** Opening RECORDS SUPPLIED block **

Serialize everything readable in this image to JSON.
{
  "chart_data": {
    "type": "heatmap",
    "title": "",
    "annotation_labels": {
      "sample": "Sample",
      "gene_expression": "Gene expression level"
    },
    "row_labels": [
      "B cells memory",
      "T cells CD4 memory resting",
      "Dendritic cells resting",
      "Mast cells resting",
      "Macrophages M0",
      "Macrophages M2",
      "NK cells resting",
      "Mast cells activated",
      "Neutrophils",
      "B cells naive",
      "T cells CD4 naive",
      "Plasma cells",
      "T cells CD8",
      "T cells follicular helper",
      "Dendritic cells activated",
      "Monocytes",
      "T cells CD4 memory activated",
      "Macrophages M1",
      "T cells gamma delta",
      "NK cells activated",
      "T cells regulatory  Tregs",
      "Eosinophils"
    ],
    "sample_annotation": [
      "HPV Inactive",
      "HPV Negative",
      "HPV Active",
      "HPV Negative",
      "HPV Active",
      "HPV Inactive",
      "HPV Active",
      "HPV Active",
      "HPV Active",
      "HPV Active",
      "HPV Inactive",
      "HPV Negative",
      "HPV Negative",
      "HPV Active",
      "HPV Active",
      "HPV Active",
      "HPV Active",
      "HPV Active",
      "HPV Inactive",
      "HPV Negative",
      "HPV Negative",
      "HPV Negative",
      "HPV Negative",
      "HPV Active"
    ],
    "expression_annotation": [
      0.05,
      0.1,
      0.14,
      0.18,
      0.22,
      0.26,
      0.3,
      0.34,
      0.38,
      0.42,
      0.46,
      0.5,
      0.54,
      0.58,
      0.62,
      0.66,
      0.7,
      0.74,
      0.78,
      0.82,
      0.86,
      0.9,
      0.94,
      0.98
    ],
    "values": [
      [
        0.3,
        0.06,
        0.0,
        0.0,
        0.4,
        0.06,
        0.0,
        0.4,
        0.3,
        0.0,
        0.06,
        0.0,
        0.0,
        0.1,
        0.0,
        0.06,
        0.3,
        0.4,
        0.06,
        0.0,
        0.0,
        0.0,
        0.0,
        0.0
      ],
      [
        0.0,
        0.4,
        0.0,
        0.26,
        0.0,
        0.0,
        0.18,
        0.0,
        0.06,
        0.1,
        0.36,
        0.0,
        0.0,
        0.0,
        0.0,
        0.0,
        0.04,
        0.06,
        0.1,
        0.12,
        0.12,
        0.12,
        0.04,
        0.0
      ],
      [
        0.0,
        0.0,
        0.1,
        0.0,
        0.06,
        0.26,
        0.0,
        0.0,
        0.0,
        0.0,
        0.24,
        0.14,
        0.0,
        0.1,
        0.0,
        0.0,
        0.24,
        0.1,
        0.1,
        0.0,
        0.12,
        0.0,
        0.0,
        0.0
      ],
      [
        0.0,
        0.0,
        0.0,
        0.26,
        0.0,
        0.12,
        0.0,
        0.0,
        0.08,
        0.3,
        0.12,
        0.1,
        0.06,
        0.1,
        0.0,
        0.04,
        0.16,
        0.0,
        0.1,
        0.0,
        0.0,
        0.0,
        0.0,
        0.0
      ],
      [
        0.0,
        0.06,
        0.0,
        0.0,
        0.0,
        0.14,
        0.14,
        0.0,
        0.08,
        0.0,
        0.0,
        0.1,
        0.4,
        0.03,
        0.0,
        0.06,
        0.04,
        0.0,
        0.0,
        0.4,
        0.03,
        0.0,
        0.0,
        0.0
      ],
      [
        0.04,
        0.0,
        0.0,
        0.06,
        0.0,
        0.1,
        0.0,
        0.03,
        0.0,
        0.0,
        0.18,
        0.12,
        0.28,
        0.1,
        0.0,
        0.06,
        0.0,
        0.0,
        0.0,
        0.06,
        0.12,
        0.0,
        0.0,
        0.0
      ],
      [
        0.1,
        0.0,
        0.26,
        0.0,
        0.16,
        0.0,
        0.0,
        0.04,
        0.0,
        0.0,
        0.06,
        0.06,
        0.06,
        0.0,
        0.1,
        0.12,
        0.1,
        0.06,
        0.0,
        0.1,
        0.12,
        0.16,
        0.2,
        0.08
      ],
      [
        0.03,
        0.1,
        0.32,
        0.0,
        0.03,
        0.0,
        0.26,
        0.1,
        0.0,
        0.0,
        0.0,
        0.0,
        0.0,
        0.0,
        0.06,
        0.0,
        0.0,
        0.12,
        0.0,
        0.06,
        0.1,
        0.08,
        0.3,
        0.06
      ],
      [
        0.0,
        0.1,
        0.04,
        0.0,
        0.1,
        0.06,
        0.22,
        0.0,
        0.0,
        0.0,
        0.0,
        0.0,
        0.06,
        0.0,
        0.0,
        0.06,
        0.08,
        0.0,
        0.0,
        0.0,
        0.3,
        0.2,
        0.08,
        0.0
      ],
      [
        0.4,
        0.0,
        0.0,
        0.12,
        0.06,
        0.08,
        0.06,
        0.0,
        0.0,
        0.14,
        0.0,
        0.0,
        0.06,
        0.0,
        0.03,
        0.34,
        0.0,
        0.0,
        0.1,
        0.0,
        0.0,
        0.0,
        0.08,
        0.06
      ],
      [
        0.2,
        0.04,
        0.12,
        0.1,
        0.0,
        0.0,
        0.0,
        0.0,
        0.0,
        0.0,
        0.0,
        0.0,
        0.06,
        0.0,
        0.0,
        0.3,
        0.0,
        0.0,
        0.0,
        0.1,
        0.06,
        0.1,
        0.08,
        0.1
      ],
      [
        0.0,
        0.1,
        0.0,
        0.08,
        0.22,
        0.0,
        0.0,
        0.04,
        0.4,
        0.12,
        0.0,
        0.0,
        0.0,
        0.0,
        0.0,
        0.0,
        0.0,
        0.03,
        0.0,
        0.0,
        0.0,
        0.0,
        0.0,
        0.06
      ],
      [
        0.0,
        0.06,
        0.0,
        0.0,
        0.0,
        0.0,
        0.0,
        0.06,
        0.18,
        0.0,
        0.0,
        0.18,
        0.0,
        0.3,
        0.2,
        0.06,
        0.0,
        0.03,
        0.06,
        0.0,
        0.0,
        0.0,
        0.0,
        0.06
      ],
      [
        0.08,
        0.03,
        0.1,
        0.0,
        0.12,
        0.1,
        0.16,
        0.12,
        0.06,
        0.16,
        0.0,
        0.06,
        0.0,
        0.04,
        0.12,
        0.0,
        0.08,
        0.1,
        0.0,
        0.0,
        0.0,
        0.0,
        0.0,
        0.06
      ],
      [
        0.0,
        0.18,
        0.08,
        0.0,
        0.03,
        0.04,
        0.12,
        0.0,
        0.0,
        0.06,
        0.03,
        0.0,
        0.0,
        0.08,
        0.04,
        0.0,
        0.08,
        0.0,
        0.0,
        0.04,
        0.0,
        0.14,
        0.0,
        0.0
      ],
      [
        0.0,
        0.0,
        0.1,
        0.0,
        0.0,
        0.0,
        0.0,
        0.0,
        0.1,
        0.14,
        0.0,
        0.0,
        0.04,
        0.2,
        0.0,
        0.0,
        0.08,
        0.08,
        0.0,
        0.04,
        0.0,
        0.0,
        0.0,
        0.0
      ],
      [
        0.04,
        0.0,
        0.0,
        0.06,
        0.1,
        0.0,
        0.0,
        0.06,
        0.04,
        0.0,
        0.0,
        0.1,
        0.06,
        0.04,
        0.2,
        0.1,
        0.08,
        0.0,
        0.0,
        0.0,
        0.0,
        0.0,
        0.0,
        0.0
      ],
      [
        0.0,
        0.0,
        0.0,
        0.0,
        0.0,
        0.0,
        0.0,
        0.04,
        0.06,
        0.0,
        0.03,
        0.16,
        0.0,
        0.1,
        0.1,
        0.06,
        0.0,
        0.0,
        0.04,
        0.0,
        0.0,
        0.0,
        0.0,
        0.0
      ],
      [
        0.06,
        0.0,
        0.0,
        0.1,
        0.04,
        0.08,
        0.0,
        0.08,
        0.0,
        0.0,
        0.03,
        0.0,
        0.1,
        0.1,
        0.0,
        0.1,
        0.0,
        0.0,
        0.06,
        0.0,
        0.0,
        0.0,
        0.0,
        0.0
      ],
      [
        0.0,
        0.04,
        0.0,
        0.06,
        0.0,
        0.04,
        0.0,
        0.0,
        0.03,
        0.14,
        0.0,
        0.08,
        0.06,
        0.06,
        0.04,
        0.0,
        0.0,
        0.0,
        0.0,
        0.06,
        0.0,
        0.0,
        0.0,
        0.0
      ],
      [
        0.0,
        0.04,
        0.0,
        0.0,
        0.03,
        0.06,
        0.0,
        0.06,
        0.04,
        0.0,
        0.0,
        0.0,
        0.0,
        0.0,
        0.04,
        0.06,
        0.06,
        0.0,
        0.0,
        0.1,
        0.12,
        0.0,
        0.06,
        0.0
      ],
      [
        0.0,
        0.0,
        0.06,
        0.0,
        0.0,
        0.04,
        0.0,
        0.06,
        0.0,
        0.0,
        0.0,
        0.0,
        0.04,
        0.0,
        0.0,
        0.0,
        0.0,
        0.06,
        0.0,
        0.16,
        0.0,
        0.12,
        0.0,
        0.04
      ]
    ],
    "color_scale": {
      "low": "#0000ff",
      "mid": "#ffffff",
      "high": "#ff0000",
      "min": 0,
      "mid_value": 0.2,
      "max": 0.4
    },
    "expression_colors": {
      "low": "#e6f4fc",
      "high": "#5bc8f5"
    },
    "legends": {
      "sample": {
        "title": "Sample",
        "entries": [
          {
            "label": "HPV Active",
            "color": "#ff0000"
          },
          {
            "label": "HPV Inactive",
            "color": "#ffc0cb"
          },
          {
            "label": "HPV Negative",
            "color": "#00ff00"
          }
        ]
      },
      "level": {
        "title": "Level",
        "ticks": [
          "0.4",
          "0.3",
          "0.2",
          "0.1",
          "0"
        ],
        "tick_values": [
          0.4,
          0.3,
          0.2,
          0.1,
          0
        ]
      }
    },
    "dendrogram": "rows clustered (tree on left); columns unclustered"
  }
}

** Closing RECORDS SUPPLIED block **

__PROBLEM DETAILS__: Every line of the entries that includes "Dendritic" must be copied into the answer.

__YOUR RESPONSE__:
      "Dendritic cells resting",
      "Dendritic cells activated",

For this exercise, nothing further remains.